**WHAT THIS TASK INVOLVES**
Please repeat all of the listing exactly.

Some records
********

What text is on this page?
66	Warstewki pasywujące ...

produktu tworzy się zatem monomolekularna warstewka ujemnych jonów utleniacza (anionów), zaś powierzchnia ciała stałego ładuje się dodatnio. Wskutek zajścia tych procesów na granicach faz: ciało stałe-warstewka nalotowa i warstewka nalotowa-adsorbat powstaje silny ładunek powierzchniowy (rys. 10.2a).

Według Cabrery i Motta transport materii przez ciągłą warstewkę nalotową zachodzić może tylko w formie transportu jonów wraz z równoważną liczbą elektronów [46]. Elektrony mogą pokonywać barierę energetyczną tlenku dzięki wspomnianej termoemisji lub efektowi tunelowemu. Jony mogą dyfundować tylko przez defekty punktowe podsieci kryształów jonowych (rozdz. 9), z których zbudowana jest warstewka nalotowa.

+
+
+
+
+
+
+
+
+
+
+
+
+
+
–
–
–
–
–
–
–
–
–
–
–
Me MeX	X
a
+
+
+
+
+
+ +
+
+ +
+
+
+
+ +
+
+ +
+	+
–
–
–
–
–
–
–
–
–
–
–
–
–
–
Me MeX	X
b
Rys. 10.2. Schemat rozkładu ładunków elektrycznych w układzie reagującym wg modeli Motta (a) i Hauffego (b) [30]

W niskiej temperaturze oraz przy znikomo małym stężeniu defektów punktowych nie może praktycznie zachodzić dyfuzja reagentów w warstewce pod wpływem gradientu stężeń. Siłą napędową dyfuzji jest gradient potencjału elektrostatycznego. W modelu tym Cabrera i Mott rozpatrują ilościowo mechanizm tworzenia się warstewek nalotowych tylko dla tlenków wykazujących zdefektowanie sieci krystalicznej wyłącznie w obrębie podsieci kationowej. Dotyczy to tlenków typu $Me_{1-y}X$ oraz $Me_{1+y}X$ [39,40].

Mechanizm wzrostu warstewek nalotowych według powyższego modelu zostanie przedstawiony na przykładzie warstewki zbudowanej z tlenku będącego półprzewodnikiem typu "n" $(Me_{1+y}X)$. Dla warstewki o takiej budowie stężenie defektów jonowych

********

**RESPONSE TO THIS EXERCISE**
What text is on this page?
66	Warstewki pasywujące ...

produktu tworzy się zatem monomolekularna warstewka ujemnych jonów utleniacza (anionów), zaś powierzchnia ciała stałego ładuje się dodatnio. Wskutek zajścia tych procesów na granicach faz: ciało stałe-warstewka nalotowa i warstewka nalotowa-adsorbat powstaje silny ładunek powierzchniowy (rys. 10.2a).

Według Cabrery i Motta transport materii przez ciągłą warstewkę nalotową zachodzić może tylko w formie transportu jonów wraz z równoważną liczbą elektronów [46]. Elektrony mogą pokonywać barierę energetyczną tlenku dzięki wspomnianej termoemisji lub efektowi tunelowemu. Jony mogą dyfundować tylko przez defekty punktowe podsieci kryształów jonowych (rozdz. 9), z których zbudowana jest warstewka nalotowa.

+
+
+
+
+
+
+
+
+
+
+
+
+
+
–
–
–
–
–
–
–
–
–
–
–
Me MeX	X
a
+
+
+
+
+
+ +
+
+ +
+
+
+
+ +
+
+ +
+	+
–
–
–
–
–
–
–
–
–
–
–
–
–
–
Me MeX	X
b
Rys. 10.2. Schemat rozkładu ładunków elektrycznych w układzie reagującym wg modeli Motta (a) i Hauffego (b) [30]

W niskiej temperaturze oraz przy znikomo małym stężeniu defektów punktowych nie może praktycznie zachodzić dyfuzja reagentów w warstewce pod wpływem gradientu stężeń. Siłą napędową dyfuzji jest gradient potencjału elektrostatycznego. W modelu tym Cabrera i Mott rozpatrują ilościowo mechanizm tworzenia się warstewek nalotowych tylko dla tlenków wykazujących zdefektowanie sieci krystalicznej wyłącznie w obrębie podsieci kationowej. Dotyczy to tlenków typu $Me_{1-y}X$ oraz $Me_{1+y}X$ [39,40].

Mechanizm wzrostu warstewek nalotowych według powyższego modelu zostanie przedstawiony na przykładzie warstewki zbudowanej z tlenku będącego półprzewodnikiem typu "n" $(Me_{1+y}X)$. Dla warstewki o takiej budowie stężenie defektów jonowych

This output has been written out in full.